> **WHAT IS BEING ASKED**: Across the entries below, tally every line that holds the string "Williams" and reply with the number only.

Document page text data:
..............................

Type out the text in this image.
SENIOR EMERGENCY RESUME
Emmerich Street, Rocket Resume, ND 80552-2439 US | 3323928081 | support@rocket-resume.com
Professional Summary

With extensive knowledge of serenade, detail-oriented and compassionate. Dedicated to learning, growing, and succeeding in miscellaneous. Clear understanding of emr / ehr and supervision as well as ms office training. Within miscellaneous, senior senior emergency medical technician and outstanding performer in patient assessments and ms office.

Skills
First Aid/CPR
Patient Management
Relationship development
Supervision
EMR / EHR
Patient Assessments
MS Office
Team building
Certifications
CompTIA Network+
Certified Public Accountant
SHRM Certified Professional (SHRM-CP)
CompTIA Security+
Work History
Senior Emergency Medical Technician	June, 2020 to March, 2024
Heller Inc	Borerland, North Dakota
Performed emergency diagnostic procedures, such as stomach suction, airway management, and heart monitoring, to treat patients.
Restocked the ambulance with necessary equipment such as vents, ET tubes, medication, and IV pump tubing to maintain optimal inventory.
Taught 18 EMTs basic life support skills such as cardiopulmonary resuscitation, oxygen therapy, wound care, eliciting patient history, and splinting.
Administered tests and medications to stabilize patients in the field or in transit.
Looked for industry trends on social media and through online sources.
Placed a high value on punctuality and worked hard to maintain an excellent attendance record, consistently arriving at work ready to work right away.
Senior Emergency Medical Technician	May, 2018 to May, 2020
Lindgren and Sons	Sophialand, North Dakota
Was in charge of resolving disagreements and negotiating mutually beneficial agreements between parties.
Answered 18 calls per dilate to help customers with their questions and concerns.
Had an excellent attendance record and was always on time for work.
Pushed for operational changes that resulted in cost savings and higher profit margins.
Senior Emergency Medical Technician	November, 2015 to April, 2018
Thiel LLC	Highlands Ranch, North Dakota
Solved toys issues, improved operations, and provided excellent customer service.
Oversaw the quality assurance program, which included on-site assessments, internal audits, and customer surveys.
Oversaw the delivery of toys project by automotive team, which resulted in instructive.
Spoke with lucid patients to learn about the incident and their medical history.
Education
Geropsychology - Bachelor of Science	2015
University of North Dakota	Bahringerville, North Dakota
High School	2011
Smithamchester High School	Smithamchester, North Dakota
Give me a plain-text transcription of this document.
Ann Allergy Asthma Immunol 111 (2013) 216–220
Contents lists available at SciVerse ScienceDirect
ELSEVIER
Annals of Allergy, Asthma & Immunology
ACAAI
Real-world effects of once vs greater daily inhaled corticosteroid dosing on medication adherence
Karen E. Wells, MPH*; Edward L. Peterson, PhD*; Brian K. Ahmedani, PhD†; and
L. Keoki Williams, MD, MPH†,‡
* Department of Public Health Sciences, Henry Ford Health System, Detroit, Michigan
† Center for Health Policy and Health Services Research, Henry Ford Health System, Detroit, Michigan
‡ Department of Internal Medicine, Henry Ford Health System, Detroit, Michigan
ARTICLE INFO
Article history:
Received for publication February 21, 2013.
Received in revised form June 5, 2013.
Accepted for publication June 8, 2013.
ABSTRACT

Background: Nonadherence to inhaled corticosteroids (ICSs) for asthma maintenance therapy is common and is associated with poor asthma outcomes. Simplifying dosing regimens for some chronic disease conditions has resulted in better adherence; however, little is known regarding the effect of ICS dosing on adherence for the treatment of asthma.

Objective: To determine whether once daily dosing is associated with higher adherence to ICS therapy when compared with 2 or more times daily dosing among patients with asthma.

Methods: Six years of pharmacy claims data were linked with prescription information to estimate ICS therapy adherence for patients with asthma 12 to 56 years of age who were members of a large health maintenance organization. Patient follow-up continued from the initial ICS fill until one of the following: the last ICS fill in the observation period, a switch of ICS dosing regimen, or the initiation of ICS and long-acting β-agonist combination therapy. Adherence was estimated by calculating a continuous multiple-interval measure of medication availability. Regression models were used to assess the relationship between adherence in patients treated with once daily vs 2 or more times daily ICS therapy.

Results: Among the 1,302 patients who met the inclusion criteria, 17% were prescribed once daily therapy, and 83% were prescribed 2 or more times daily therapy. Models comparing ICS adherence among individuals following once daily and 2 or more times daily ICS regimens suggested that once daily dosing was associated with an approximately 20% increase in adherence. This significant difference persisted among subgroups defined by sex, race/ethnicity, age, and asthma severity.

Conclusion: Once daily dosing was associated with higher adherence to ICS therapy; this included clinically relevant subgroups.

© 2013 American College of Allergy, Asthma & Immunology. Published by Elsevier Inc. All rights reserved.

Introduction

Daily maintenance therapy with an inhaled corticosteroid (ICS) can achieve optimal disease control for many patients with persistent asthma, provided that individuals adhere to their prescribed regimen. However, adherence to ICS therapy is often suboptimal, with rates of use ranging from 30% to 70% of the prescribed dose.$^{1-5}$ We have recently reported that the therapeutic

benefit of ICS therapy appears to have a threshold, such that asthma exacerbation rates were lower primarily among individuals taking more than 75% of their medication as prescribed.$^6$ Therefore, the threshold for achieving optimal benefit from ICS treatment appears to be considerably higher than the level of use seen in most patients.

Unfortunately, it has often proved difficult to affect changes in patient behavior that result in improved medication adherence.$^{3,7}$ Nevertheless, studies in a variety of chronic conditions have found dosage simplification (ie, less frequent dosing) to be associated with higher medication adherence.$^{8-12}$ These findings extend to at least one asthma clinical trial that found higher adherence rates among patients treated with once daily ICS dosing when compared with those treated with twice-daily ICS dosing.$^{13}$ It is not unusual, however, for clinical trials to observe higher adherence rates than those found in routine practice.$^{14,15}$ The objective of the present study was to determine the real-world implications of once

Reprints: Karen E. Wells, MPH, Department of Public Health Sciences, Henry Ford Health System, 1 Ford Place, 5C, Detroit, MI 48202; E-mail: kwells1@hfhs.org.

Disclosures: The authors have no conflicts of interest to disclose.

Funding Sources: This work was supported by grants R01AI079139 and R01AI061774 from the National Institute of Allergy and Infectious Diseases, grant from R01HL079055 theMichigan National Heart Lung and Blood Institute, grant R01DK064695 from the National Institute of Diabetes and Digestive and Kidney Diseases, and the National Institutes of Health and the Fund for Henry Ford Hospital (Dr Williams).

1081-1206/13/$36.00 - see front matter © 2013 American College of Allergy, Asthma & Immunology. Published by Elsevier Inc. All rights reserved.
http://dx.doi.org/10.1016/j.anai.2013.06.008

..............................

> **OUTPUT FOR THIS EXERCISE**: 2